▶ _Problem requirements_: Pictures should be excluded; otherwise, copy every entry exactly.

▶ _Material to process_:
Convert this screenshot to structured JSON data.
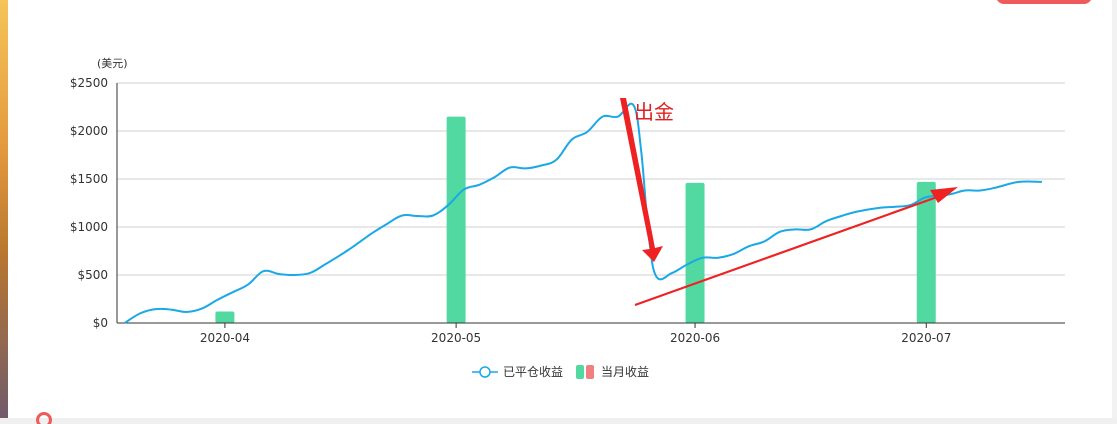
{
  "chart_data": {
    "type": "bar",
    "y_unit_label": "(美元)",
    "ylim": [
      0,
      2500
    ],
    "yticks": [
      "$0",
      "$500",
      "$1000",
      "$1500",
      "$2000",
      "$2500"
    ],
    "ytick_values": [
      0,
      500,
      1000,
      1500,
      2000,
      2500
    ],
    "xticks": [
      "2020-04",
      "2020-05",
      "2020-06",
      "2020-07"
    ],
    "xtick_dates": [
      "2020-04-01",
      "2020-05-01",
      "2020-06-01",
      "2020-07-01"
    ],
    "x_range": [
      "2020-03-18",
      "2020-07-19"
    ],
    "grid": true,
    "legend_position": "bottom-center",
    "series": [
      {
        "name": "已平仓收益",
        "type": "line",
        "color": "#1aa8e6",
        "points": [
          [
            "2020-03-19",
            0
          ],
          [
            "2020-03-21",
            100
          ],
          [
            "2020-03-23",
            145
          ],
          [
            "2020-03-25",
            140
          ],
          [
            "2020-03-27",
            115
          ],
          [
            "2020-03-29",
            150
          ],
          [
            "2020-03-31",
            240
          ],
          [
            "2020-04-02",
            320
          ],
          [
            "2020-04-04",
            400
          ],
          [
            "2020-04-06",
            540
          ],
          [
            "2020-04-08",
            510
          ],
          [
            "2020-04-10",
            500
          ],
          [
            "2020-04-12",
            520
          ],
          [
            "2020-04-14",
            610
          ],
          [
            "2020-04-17",
            760
          ],
          [
            "2020-04-20",
            930
          ],
          [
            "2020-04-22",
            1030
          ],
          [
            "2020-04-24",
            1120
          ],
          [
            "2020-04-26",
            1115
          ],
          [
            "2020-04-28",
            1120
          ],
          [
            "2020-04-30",
            1230
          ],
          [
            "2020-05-02",
            1390
          ],
          [
            "2020-05-04",
            1440
          ],
          [
            "2020-05-06",
            1520
          ],
          [
            "2020-05-08",
            1620
          ],
          [
            "2020-05-10",
            1610
          ],
          [
            "2020-05-12",
            1640
          ],
          [
            "2020-05-14",
            1700
          ],
          [
            "2020-05-16",
            1910
          ],
          [
            "2020-05-18",
            1990
          ],
          [
            "2020-05-20",
            2150
          ],
          [
            "2020-05-22",
            2150
          ],
          [
            "2020-05-24",
            2270
          ],
          [
            "2020-05-25",
            1800
          ],
          [
            "2020-05-26",
            900
          ],
          [
            "2020-05-27",
            480
          ],
          [
            "2020-05-29",
            520
          ],
          [
            "2020-05-31",
            610
          ],
          [
            "2020-06-02",
            680
          ],
          [
            "2020-06-04",
            680
          ],
          [
            "2020-06-06",
            720
          ],
          [
            "2020-06-08",
            800
          ],
          [
            "2020-06-10",
            850
          ],
          [
            "2020-06-12",
            950
          ],
          [
            "2020-06-14",
            975
          ],
          [
            "2020-06-16",
            975
          ],
          [
            "2020-06-18",
            1060
          ],
          [
            "2020-06-20",
            1115
          ],
          [
            "2020-06-22",
            1160
          ],
          [
            "2020-06-25",
            1200
          ],
          [
            "2020-06-27",
            1210
          ],
          [
            "2020-06-29",
            1230
          ],
          [
            "2020-07-01",
            1310
          ],
          [
            "2020-07-04",
            1340
          ],
          [
            "2020-07-06",
            1380
          ],
          [
            "2020-07-08",
            1380
          ],
          [
            "2020-07-10",
            1410
          ],
          [
            "2020-07-13",
            1470
          ],
          [
            "2020-07-16",
            1470
          ]
        ]
      },
      {
        "name": "当月收益",
        "type": "bar",
        "color": "#52d9a2",
        "negative_color": "#f08080",
        "bars": [
          {
            "x": "2020-04-01",
            "value": 120
          },
          {
            "x": "2020-05-01",
            "value": 2150
          },
          {
            "x": "2020-06-01",
            "value": 1460
          },
          {
            "x": "2020-07-01",
            "value": 1470
          }
        ]
      }
    ],
    "annotations": [
      {
        "text": "出金",
        "color": "#e02020"
      }
    ]
  }
}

▶ _Solved exercise_:
Convert this screenshot to structured JSON data.
{
  "chart_data": {
    "type": "bar",
    "y_unit_label": "(美元)",
    "ylim": [
      0,
      2500
    ],
    "yticks": [
      "$0",
      "$500",
      "$1000",
      "$1500",
      "$2000",
      "$2500"
    ],
    "ytick_values": [
      0,
      500,
      1000,
      1500,
      2000,
      2500
    ],
    "xticks": [
      "2020-04",
      "2020-05",
      "2020-06",
      "2020-07"
    ],
    "xtick_dates": [
      "2020-04-01",
      "2020-05-01",
      "2020-06-01",
      "2020-07-01"
    ],
    "x_range": [
      "2020-03-18",
      "2020-07-19"
    ],
    "grid": true,
    "legend_position": "bottom-center",
    "series": [
      {
        "name": "已平仓收益",
        "type": "line",
        "color": "#1aa8e6",
        "points": [
          [
            "2020-03-19",
            0
          ],
          [
            "2020-03-21",
            100
          ],
          [
            "2020-03-23",
            145
          ],
          [
            "2020-03-25",
            140
          ],
          [
            "2020-03-27",
            115
          ],
          [
            "2020-03-29",
            150
          ],
          [
            "2020-03-31",
            240
          ],
          [
            "2020-04-02",
            320
          ],
          [
            "2020-04-04",
            400
          ],
          [
            "2020-04-06",
            540
          ],
          [
            "2020-04-08",
            510
          ],
          [
            "2020-04-10",
            500
          ],
          [
            "2020-04-12",
            520
          ],
          [
            "2020-04-14",
            610
          ],
          [
            "2020-04-17",
            760
          ],
          [
            "2020-04-20",
            930
          ],
          [
            "2020-04-22",
            1030
          ],
          [
            "2020-04-24",
            1120
          ],
          [
            "2020-04-26",
            1115
          ],
          [
            "2020-04-28",
            1120
          ],
          [
            "2020-04-30",
            1230
          ],
          [
            "2020-05-02",
            1390
          ],
          [
            "2020-05-04",
            1440
          ],
          [
            "2020-05-06",
            1520
          ],
          [
            "2020-05-08",
            1620
          ],
          [
            "2020-05-10",
            1610
          ],
          [
            "2020-05-12",
            1640
          ],
          [
            "2020-05-14",
            1700
          ],
          [
            "2020-05-16",
            1910
          ],
          [
            "2020-05-18",
            1990
          ],
          [
            "2020-05-20",
            2150
          ],
          [
            "2020-05-22",
            2150
          ],
          [
            "2020-05-24",
            2270
          ],
          [
            "2020-05-25",
            1800
          ],
          [
            "2020-05-26",
            900
          ],
          [
            "2020-05-27",
            480
          ],
          [
            "2020-05-29",
            520
          ],
          [
            "2020-05-31",
            610
          ],
          [
            "2020-06-02",
            680
          ],
          [
            "2020-06-04",
            680
          ],
          [
            "2020-06-06",
            720
          ],
          [
            "2020-06-08",
            800
          ],
          [
            "2020-06-10",
            850
          ],
          [
            "2020-06-12",
            950
          ],
          [
            "2020-06-14",
            975
          ],
          [
            "2020-06-16",
            975
          ],
          [
            "2020-06-18",
            1060
          ],
          [
            "2020-06-20",
            1115
          ],
          [
            "2020-06-22",
            1160
          ],
          [
            "2020-06-25",
            1200
          ],
          [
            "2020-06-27",
            1210
          ],
          [
            "2020-06-29",
            1230
          ],
          [
            "2020-07-01",
            1310
          ],
          [
            "2020-07-04",
            1340
          ],
          [
            "2020-07-06",
            1380
          ],
          [
            "2020-07-08",
            1380
          ],
          [
            "2020-07-10",
            1410
          ],
          [
            "2020-07-13",
            1470
          ],
          [
            "2020-07-16",
            1470
          ]
        ]
      },
      {
        "name": "当月收益",
        "type": "bar",
        "color": "#52d9a2",
        "negative_color": "#f08080",
        "bars": [
          {
            "x": "2020-04-01",
            "value": 120
          },
          {
            "x": "2020-05-01",
            "value": 2150
          },
          {
            "x": "2020-06-01",
            "value": 1460
          },
          {
            "x": "2020-07-01",
            "value": 1470
          }
        ]
      }
    ],
    "annotations": [
      {
        "text": "出金",
        "color": "#e02020"
      }
    ]
  }
}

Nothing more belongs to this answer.